Records about charts and figures:
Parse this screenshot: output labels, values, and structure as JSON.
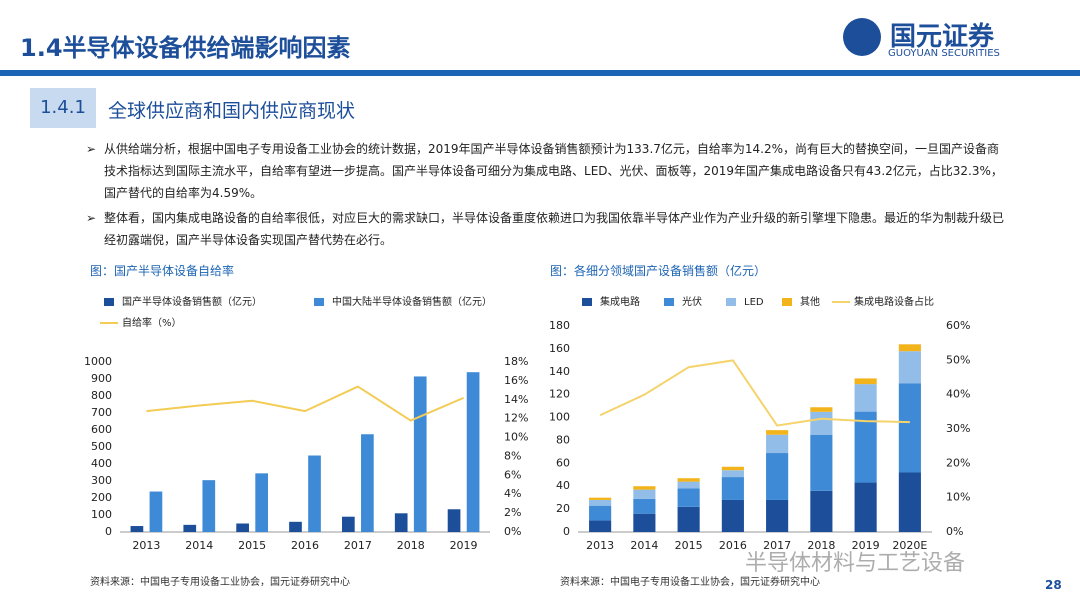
{
  "header": {
    "title": "1.4半导体设备供给端影响因素",
    "logo_cn": "国元证券",
    "logo_en": "GUOYUAN SECURITIES"
  },
  "section": {
    "number": "1.4.1",
    "title": "全球供应商和国内供应商现状"
  },
  "bullets": [
    "从供给端分析，根据中国电子专用设备工业协会的统计数据，2019年国产半导体设备销售额预计为133.7亿元，自给率为14.2%，尚有巨大的替换空间，一旦国产设备商技术指标达到国际主流水平，自给率有望进一步提高。国产半导体设备可细分为集成电路、LED、光伏、面板等，2019年国产集成电路设备只有43.2亿元，占比32.3%，国产替代的自给率为4.59%。",
    "整体看，国内集成电路设备的自给率很低，对应巨大的需求缺口，半导体设备重度依赖进口为我国依靠半导体产业作为产业升级的新引擎埋下隐患。最近的华为制裁升级已经初露端倪，国产半导体设备实现国产替代势在必行。"
  ],
  "watermark": "半导体材料与工艺设备",
  "page_number": "28",
  "chart_data": [
    {
      "type": "bar",
      "title": "图：国产半导体设备自给率",
      "source": "资料来源：中国电子专用设备工业协会，国元证券研究中心",
      "categories": [
        "2013",
        "2014",
        "2015",
        "2016",
        "2017",
        "2018",
        "2019"
      ],
      "series": [
        {
          "name": "国产半导体设备销售额（亿元）",
          "color": "#1c4e9a",
          "values": [
            35,
            42,
            50,
            60,
            90,
            110,
            133.7
          ]
        },
        {
          "name": "中国大陆半导体设备销售额（亿元）",
          "color": "#3f8ad6",
          "values": [
            238,
            305,
            345,
            450,
            575,
            915,
            940
          ]
        },
        {
          "name": "自给率（%）",
          "type": "line",
          "axis": "y2",
          "color": "#f2cc55",
          "values": [
            12.8,
            13.4,
            13.9,
            12.8,
            15.4,
            11.8,
            14.2
          ]
        }
      ],
      "stacked": false,
      "ylim": [
        0,
        1000
      ],
      "yticks": [
        0,
        100,
        200,
        300,
        400,
        500,
        600,
        700,
        800,
        900,
        1000
      ],
      "y2lim": [
        0,
        18
      ],
      "y2ticks": [
        {
          "value": 0,
          "label": "0%"
        },
        {
          "value": 2,
          "label": "2%"
        },
        {
          "value": 4,
          "label": "4%"
        },
        {
          "value": 6,
          "label": "6%"
        },
        {
          "value": 8,
          "label": "8%"
        },
        {
          "value": 10,
          "label": "10%"
        },
        {
          "value": 12,
          "label": "12%"
        },
        {
          "value": 14,
          "label": "14%"
        },
        {
          "value": 16,
          "label": "16%"
        },
        {
          "value": 18,
          "label": "18%"
        }
      ]
    },
    {
      "type": "bar",
      "title": "图：各细分领域国产设备销售额（亿元）",
      "source": "资料来源：中国电子专用设备工业协会，国元证券研究中心",
      "categories": [
        "2013",
        "2014",
        "2015",
        "2016",
        "2017",
        "2018",
        "2019",
        "2020E"
      ],
      "series": [
        {
          "name": "集成电路",
          "color": "#1c4e9a",
          "values": [
            10,
            16,
            22,
            28,
            28,
            36,
            43.2,
            52
          ]
        },
        {
          "name": "光伏",
          "color": "#3f8ad6",
          "values": [
            13,
            13,
            16,
            20,
            41,
            49,
            62,
            78
          ]
        },
        {
          "name": "LED",
          "color": "#92bde9",
          "values": [
            5,
            8,
            6,
            6,
            16,
            20,
            24,
            28
          ]
        },
        {
          "name": "其他",
          "color": "#f2b31b",
          "values": [
            2,
            3,
            3,
            3,
            4,
            4,
            5,
            6
          ]
        },
        {
          "name": "集成电路设备占比",
          "type": "line",
          "axis": "y2",
          "color": "#f5d36b",
          "values": [
            34,
            40,
            48,
            50,
            31,
            33,
            32.3,
            32
          ]
        }
      ],
      "stacked": true,
      "ylim": [
        0,
        180
      ],
      "yticks": [
        0,
        20,
        40,
        60,
        80,
        100,
        120,
        140,
        160,
        180
      ],
      "y2lim": [
        0,
        60
      ],
      "y2ticks": [
        {
          "value": 0,
          "label": "0%"
        },
        {
          "value": 10,
          "label": "10%"
        },
        {
          "value": 20,
          "label": "20%"
        },
        {
          "value": 30,
          "label": "30%"
        },
        {
          "value": 40,
          "label": "40%"
        },
        {
          "value": 50,
          "label": "50%"
        },
        {
          "value": 60,
          "label": "60%"
        }
      ]
    }
  ]
}
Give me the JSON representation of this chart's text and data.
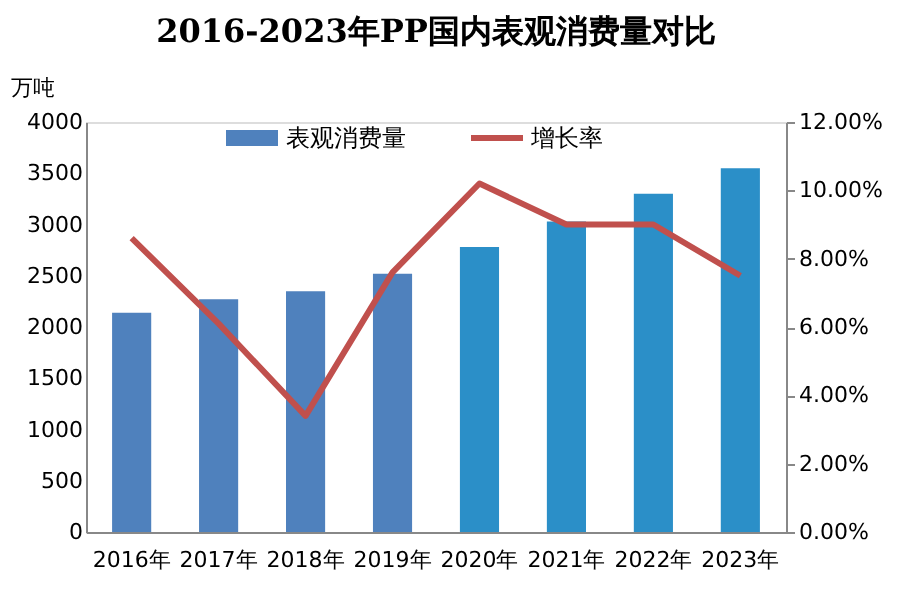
{
  "chart_data": {
    "type": "bar",
    "title": "2016-2023年PP国内表观消费量对比",
    "ylabel": "万吨",
    "categories": [
      "2016年",
      "2017年",
      "2018年",
      "2019年",
      "2020年",
      "2021年",
      "2022年",
      "2023年"
    ],
    "series": [
      {
        "name": "表观消费量",
        "color": "#4f81bd",
        "colors": [
          "#4f81bd",
          "#4f81bd",
          "#4f81bd",
          "#4f81bd",
          "#2b8fc8",
          "#2b8fc8",
          "#2b8fc8",
          "#2b8fc8"
        ],
        "values": [
          2140,
          2270,
          2350,
          2520,
          2780,
          3030,
          3300,
          3550
        ]
      },
      {
        "name": "增长率",
        "type": "line",
        "axis": "y2",
        "color": "#c0504d",
        "values": [
          8.6,
          6.1,
          3.4,
          7.6,
          10.2,
          9.0,
          9.0,
          7.5
        ]
      }
    ],
    "ylim": [
      0,
      4000
    ],
    "yticks": [
      0,
      500,
      1000,
      1500,
      2000,
      2500,
      3000,
      3500,
      4000
    ],
    "y2lim": [
      0,
      12
    ],
    "y2ticks": [
      {
        "value": 0,
        "label": "0.00%"
      },
      {
        "value": 2,
        "label": "2.00%"
      },
      {
        "value": 4,
        "label": "4.00%"
      },
      {
        "value": 6,
        "label": "6.00%"
      },
      {
        "value": 8,
        "label": "8.00%"
      },
      {
        "value": 10,
        "label": "10.00%"
      },
      {
        "value": 12,
        "label": "12.00%"
      }
    ],
    "legend": "top",
    "grid": false,
    "marker": "none",
    "line_style": "solid"
  }
}
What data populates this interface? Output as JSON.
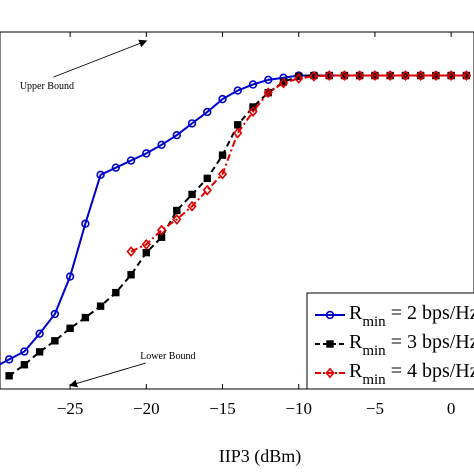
{
  "chart_data": {
    "type": "line",
    "xlabel": "IIP3 (dBm)",
    "ylabel": "",
    "xlim": [
      -29.6,
      1.5
    ],
    "ylim": [
      0,
      1
    ],
    "x_ticks": [
      {
        "value": -25,
        "label": "−25"
      },
      {
        "value": -20,
        "label": "−20"
      },
      {
        "value": -15,
        "label": "−15"
      },
      {
        "value": -10,
        "label": "−10"
      },
      {
        "value": -5,
        "label": "−5"
      },
      {
        "value": 0,
        "label": "0"
      }
    ],
    "grid": false,
    "legend_position": "bottom-right",
    "series": [
      {
        "name": "R_min = 2 bps/Hz",
        "legend_main": "R",
        "legend_sub": "min",
        "legend_rest": " = 2 bps/Hz",
        "color": "#0000cc",
        "line_style": "solid",
        "marker": "circle",
        "x": [
          -30,
          -29,
          -28,
          -27,
          -26,
          -25,
          -24,
          -23,
          -22,
          -21,
          -20,
          -19,
          -18,
          -17,
          -16,
          -15,
          -14,
          -13,
          -12,
          -11,
          -10,
          -9,
          -8,
          -7,
          -6,
          -5,
          -4,
          -3,
          -2,
          -1,
          0,
          1
        ],
        "y": [
          0.06,
          0.083,
          0.105,
          0.155,
          0.21,
          0.315,
          0.463,
          0.6,
          0.62,
          0.64,
          0.66,
          0.684,
          0.711,
          0.744,
          0.776,
          0.812,
          0.836,
          0.853,
          0.866,
          0.872,
          0.878,
          0.878,
          0.878,
          0.878,
          0.878,
          0.878,
          0.878,
          0.878,
          0.878,
          0.878,
          0.878,
          0.878
        ]
      },
      {
        "name": "R_min = 3 bps/Hz",
        "legend_main": "R",
        "legend_sub": "min",
        "legend_rest": " = 3 bps/Hz",
        "color": "#000000",
        "line_style": "dashed",
        "marker": "square",
        "x": [
          -29,
          -28,
          -27,
          -26,
          -25,
          -24,
          -23,
          -22,
          -21,
          -20,
          -19,
          -18,
          -17,
          -16,
          -15,
          -14,
          -13,
          -12,
          -11,
          -10,
          -9,
          -8,
          -7,
          -6,
          -5,
          -4,
          -3,
          -2,
          -1,
          0,
          1
        ],
        "y": [
          0.037,
          0.068,
          0.104,
          0.135,
          0.17,
          0.2,
          0.232,
          0.27,
          0.32,
          0.382,
          0.425,
          0.5,
          0.545,
          0.59,
          0.655,
          0.74,
          0.79,
          0.83,
          0.86,
          0.876,
          0.878,
          0.878,
          0.878,
          0.878,
          0.878,
          0.878,
          0.878,
          0.878,
          0.878,
          0.878,
          0.878
        ]
      },
      {
        "name": "R_min = 4 bps/Hz",
        "legend_main": "R",
        "legend_sub": "min",
        "legend_rest": " = 4 bps/Hz",
        "color": "#e00000",
        "line_style": "dashdot",
        "marker": "diamond",
        "x": [
          -21,
          -20,
          -19,
          -18,
          -17,
          -16,
          -15,
          -14,
          -13,
          -12,
          -11,
          -10,
          -9,
          -8,
          -7,
          -6,
          -5,
          -4,
          -3,
          -2,
          -1,
          0,
          1
        ],
        "y": [
          0.385,
          0.405,
          0.445,
          0.475,
          0.512,
          0.557,
          0.602,
          0.717,
          0.777,
          0.83,
          0.857,
          0.87,
          0.876,
          0.878,
          0.878,
          0.878,
          0.878,
          0.878,
          0.878,
          0.878,
          0.878,
          0.878,
          0.878
        ]
      }
    ],
    "annotations": [
      {
        "text": "Upper Bound",
        "arrow_to": [
          -20,
          0.975
        ],
        "label_at": [
          -28.3,
          0.84
        ]
      },
      {
        "text": "Lower Bound",
        "arrow_to": [
          -25,
          0.01
        ],
        "label_at": [
          -20.4,
          0.084
        ]
      }
    ]
  }
}
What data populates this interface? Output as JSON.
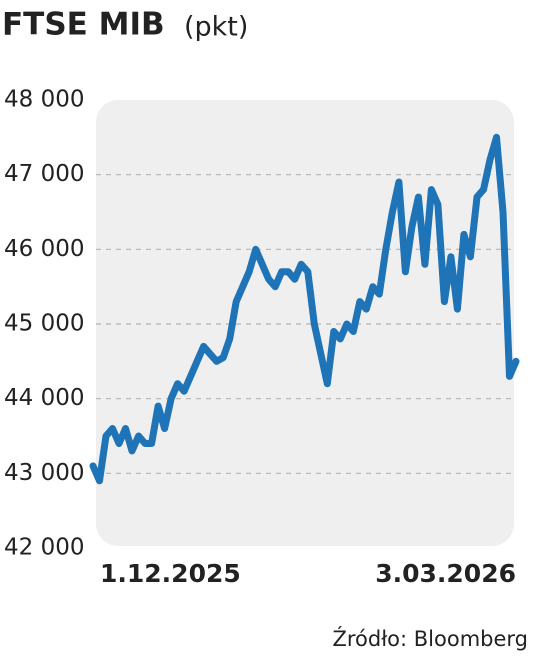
{
  "chart_data": {
    "type": "line",
    "title": "FTSE MIB",
    "subtitle": "(pkt)",
    "source": "Źródło: Bloomberg",
    "categories": [
      "1.12.2025",
      null,
      null,
      null,
      null,
      null,
      null,
      null,
      null,
      null,
      null,
      null,
      null,
      null,
      null,
      null,
      null,
      null,
      null,
      null,
      null,
      null,
      null,
      null,
      null,
      null,
      null,
      null,
      null,
      null,
      null,
      null,
      null,
      null,
      null,
      null,
      null,
      null,
      null,
      null,
      null,
      null,
      null,
      null,
      null,
      null,
      null,
      null,
      null,
      null,
      null,
      null,
      null,
      null,
      null,
      null,
      null,
      null,
      null,
      null,
      null,
      null,
      null,
      null,
      null,
      "3.03.2026"
    ],
    "series": [
      {
        "name": "FTSE MIB",
        "color": "#1f73b7",
        "values": [
          43100,
          42900,
          43500,
          43600,
          43400,
          43600,
          43300,
          43500,
          43400,
          43400,
          43900,
          43600,
          44000,
          44200,
          44100,
          44300,
          44500,
          44700,
          44600,
          44500,
          44550,
          44800,
          45300,
          45500,
          45700,
          46000,
          45800,
          45600,
          45500,
          45700,
          45700,
          45600,
          45800,
          45700,
          45000,
          44600,
          44200,
          44900,
          44800,
          45000,
          44900,
          45300,
          45200,
          45500,
          45400,
          46000,
          46500,
          46900,
          45700,
          46300,
          46700,
          45800,
          46800,
          46600,
          45300,
          45900,
          45200,
          46200,
          45900,
          46700,
          46800,
          47200,
          47500,
          46500,
          44300,
          44500
        ]
      }
    ],
    "ylim": [
      42000,
      48000
    ],
    "yticks": [
      {
        "value": 42000,
        "label": "42 000"
      },
      {
        "value": 43000,
        "label": "43 000"
      },
      {
        "value": 44000,
        "label": "44 000"
      },
      {
        "value": 45000,
        "label": "45 000"
      },
      {
        "value": 46000,
        "label": "46 000"
      },
      {
        "value": 47000,
        "label": "47 000"
      },
      {
        "value": 48000,
        "label": "48 000"
      }
    ],
    "grid": true
  }
}
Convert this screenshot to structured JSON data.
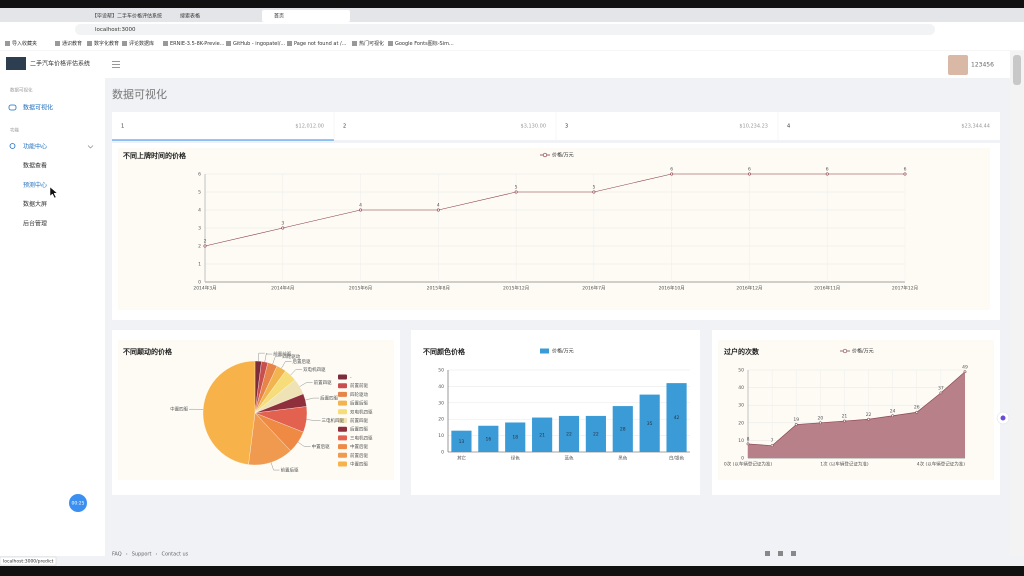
{
  "browser": {
    "tabs": [
      "【毕设帮】二手车价格评估系统",
      "搜索表格",
      "首页"
    ],
    "url": "localhost:3000",
    "bookmarks": [
      "导入收藏夹",
      "通识教育",
      "数字化教育",
      "评论数据库",
      "ERNIE-3.5-8K-Previe...",
      "GitHub - ingopatel/...",
      "Page not found at /...",
      "热门可视化",
      "Google Fonts图标-Sim..."
    ],
    "status": "localhost:3000/predict"
  },
  "app": {
    "title": "二手汽车价格评估系统",
    "user": "123456",
    "page_title": "数据可视化",
    "menu": {
      "section1": "数据可视化",
      "item1": "数据可视化",
      "section2": "功能",
      "group": "功能中心",
      "children": [
        "数据查看",
        "预测中心",
        "数据大屏",
        "后台管理"
      ]
    },
    "stats": [
      {
        "label": "1",
        "value": "$12,012.00"
      },
      {
        "label": "2",
        "value": "$3,130.00"
      },
      {
        "label": "3",
        "value": "$10,234.23"
      },
      {
        "label": "4",
        "value": "$23,344.44"
      }
    ],
    "timer": "00:25",
    "footer": [
      "FAQ",
      "Support",
      "Contact us"
    ]
  },
  "chart_data": [
    {
      "type": "line",
      "title": "不同上牌时间的价格",
      "categories": [
        "2014年3月",
        "2014年4月",
        "2015年6月",
        "2015年8月",
        "2015年12月",
        "2016年7月",
        "2016年10月",
        "2016年12月",
        "2016年11月",
        "2017年12月"
      ],
      "series": [
        {
          "name": "价格/万元",
          "color": "#8b3a46",
          "values": [
            2,
            3,
            4,
            4,
            5,
            5,
            6,
            6,
            6,
            6
          ]
        }
      ],
      "ylim": [
        0,
        6
      ],
      "yticks": [
        0,
        1,
        2,
        3,
        4,
        5,
        6
      ],
      "grid": true,
      "legend": "top"
    },
    {
      "type": "pie",
      "title": "不同颠动的价格",
      "categories": [
        "-",
        "前置前驱",
        "四轮驱动",
        "后置后驱",
        "双电机四驱",
        "前置四驱",
        "后置四驱",
        "三电机四驱",
        "中置后驱",
        "前置后驱",
        "中置四驱"
      ],
      "values": [
        2,
        2,
        3,
        3,
        4,
        5,
        4,
        8,
        7,
        14,
        48
      ],
      "colors": [
        "#7b2d3b",
        "#c94f4f",
        "#e6844a",
        "#f2b44f",
        "#f6dd7a",
        "#efe3b5",
        "#8f2f3c",
        "#e2614f",
        "#ee8a43",
        "#f09a50",
        "#f8b24a"
      ],
      "legend": "right"
    },
    {
      "type": "bar",
      "title": "不同颜色价格",
      "categories": [
        "其它",
        null,
        "绿色",
        null,
        "蓝色",
        null,
        "黑色",
        null,
        "白/银色"
      ],
      "series": [
        {
          "name": "价格/万元",
          "color": "#3b9bd6",
          "values": [
            13,
            16,
            18,
            21,
            22,
            22,
            28,
            35,
            42
          ]
        }
      ],
      "ylim": [
        0,
        50
      ],
      "yticks": [
        0,
        10,
        20,
        30,
        40,
        50
      ],
      "grid": true,
      "legend": "top"
    },
    {
      "type": "area",
      "title": "过户的次数",
      "categories": [
        "0次 (以车辆登记证为准)",
        null,
        null,
        null,
        "1次 (以车辆登记证为准)",
        null,
        null,
        null,
        "4次 (以车辆登记证为准)",
        null
      ],
      "series": [
        {
          "name": "价格/万元",
          "color": "#8b4b55",
          "fill": "#b88088",
          "values": [
            8,
            7,
            19,
            20,
            21,
            22,
            24,
            26,
            37,
            49
          ]
        }
      ],
      "ylim": [
        0,
        50
      ],
      "yticks": [
        0,
        10,
        20,
        30,
        40,
        50
      ],
      "grid": true,
      "legend": "top"
    }
  ]
}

### Goal:
Search the records for the word "text". Copy every line that has it.

### Answer for this exercise:
Give me the JSON representation of this chart's text and data.
        "text": "Upper Bound",
        "text": "Lower Bound",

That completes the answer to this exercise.